What to produce.
Write out all the data again, exactly as it stands.
==*==
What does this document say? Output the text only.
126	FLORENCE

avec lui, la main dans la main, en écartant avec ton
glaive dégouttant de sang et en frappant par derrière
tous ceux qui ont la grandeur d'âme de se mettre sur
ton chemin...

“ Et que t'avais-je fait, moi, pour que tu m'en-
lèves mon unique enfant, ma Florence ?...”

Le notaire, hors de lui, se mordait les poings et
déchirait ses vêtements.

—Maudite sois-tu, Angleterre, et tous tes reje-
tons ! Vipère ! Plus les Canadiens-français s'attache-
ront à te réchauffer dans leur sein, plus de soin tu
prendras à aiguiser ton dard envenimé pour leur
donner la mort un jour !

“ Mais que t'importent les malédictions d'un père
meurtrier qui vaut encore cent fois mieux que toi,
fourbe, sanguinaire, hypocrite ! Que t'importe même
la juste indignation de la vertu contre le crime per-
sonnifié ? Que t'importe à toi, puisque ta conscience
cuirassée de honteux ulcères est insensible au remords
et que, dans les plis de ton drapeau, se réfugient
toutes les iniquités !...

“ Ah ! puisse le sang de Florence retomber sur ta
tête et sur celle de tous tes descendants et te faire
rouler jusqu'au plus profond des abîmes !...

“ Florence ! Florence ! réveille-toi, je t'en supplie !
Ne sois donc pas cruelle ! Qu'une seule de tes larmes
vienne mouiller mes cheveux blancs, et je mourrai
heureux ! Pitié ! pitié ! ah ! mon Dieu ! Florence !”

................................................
==*==
Full response.
What does this document say? Output the text only.
126	FLORENCE

avec lui, la main dans la main, en écartant avec ton
glaive dégouttant de sang et en frappant par derrière
tous ceux qui ont la grandeur d'âme de se mettre sur
ton chemin...

“ Et que t'avais-je fait, moi, pour que tu m'en-
lèves mon unique enfant, ma Florence ?...”

Le notaire, hors de lui, se mordait les poings et
déchirait ses vêtements.

—Maudite sois-tu, Angleterre, et tous tes reje-
tons ! Vipère ! Plus les Canadiens-français s'attache-
ront à te réchauffer dans leur sein, plus de soin tu
prendras à aiguiser ton dard envenimé pour leur
donner la mort un jour !

“ Mais que t'importent les malédictions d'un père
meurtrier qui vaut encore cent fois mieux que toi,
fourbe, sanguinaire, hypocrite ! Que t'importe même
la juste indignation de la vertu contre le crime per-
sonnifié ? Que t'importe à toi, puisque ta conscience
cuirassée de honteux ulcères est insensible au remords
et que, dans les plis de ton drapeau, se réfugient
toutes les iniquités !...

“ Ah ! puisse le sang de Florence retomber sur ta
tête et sur celle de tous tes descendants et te faire
rouler jusqu'au plus profond des abîmes !...

“ Florence ! Florence ! réveille-toi, je t'en supplie !
Ne sois donc pas cruelle ! Qu'une seule de tes larmes
vienne mouiller mes cheveux blancs, et je mourrai
heureux ! Pitié ! pitié ! ah ! mon Dieu ! Florence !”

................................................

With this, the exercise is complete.